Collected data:
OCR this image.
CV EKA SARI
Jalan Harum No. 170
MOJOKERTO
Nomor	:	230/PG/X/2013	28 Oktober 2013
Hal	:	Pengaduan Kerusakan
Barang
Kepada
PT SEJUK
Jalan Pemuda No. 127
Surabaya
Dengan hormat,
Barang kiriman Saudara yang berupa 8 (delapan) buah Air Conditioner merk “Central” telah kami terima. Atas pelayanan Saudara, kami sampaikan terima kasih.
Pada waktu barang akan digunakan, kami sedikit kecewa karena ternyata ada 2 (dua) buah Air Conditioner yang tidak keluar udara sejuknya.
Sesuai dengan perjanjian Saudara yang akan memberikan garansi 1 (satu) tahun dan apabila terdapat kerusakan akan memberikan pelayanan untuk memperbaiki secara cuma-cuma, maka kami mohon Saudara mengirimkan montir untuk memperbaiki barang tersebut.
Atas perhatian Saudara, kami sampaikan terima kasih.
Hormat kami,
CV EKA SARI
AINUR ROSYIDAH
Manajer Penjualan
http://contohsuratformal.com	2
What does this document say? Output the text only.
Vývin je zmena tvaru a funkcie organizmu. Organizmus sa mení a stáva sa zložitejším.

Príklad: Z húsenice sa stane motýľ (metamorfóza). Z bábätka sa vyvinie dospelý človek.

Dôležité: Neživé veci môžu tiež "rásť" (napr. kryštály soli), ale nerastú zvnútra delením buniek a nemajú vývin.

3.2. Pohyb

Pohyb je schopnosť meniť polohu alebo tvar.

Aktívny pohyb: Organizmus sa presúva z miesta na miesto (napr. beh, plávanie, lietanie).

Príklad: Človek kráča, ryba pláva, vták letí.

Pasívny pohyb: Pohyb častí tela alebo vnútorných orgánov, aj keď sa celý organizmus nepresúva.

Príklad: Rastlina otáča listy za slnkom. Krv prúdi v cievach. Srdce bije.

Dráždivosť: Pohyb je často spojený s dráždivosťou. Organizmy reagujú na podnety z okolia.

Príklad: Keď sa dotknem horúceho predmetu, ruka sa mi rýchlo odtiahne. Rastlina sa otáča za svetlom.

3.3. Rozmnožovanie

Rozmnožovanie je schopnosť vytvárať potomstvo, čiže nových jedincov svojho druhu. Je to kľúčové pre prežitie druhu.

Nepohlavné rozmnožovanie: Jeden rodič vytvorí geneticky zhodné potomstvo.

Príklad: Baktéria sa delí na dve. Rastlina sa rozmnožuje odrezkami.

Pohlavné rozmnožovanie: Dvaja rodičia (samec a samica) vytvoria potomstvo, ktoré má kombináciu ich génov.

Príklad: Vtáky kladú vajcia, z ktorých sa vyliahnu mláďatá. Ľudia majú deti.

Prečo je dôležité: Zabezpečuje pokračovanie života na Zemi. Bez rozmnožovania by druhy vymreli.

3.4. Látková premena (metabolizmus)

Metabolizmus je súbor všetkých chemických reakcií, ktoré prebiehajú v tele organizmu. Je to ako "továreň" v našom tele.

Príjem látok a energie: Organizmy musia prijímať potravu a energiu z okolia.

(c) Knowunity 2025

Given exercise
Of the lines in the material, how many include "pelayanan"? Respond with the number alone.

Correct response
2